/---

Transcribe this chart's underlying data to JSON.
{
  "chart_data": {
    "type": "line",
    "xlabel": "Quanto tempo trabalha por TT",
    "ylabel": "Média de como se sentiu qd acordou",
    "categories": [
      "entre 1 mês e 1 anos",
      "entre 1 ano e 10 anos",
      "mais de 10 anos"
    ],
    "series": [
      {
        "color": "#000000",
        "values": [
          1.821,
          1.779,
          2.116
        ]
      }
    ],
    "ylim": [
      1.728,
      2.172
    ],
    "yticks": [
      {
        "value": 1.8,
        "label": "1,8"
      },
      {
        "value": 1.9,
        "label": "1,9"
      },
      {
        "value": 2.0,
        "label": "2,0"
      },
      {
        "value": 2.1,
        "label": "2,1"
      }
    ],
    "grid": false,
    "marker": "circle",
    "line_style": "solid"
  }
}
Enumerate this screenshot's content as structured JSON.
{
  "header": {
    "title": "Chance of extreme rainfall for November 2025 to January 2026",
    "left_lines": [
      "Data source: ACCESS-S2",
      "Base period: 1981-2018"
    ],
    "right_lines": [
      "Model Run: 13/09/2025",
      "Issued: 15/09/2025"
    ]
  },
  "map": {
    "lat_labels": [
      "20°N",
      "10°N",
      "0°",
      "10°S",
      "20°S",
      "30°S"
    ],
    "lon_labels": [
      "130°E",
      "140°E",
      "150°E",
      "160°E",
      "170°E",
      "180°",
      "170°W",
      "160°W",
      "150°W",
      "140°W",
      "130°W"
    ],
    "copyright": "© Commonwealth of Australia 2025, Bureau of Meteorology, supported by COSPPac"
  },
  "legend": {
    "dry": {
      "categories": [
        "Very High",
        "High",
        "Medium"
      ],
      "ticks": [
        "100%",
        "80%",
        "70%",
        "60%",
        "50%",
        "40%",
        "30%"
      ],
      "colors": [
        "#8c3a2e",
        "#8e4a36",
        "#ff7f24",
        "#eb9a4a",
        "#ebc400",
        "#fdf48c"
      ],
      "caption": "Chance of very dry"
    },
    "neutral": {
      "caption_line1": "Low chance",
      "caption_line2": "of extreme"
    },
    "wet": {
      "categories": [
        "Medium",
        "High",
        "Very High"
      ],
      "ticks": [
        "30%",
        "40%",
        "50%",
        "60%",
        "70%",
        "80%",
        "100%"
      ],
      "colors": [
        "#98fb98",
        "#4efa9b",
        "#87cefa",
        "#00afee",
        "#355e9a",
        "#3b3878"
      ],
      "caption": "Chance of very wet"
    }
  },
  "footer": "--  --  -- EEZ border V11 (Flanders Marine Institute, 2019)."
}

\---

**WHAT NEEDS TO BE DONE:** Find how many lines in the listing hold "this", and reply with that number only.

**COMPLETED TASK:** 2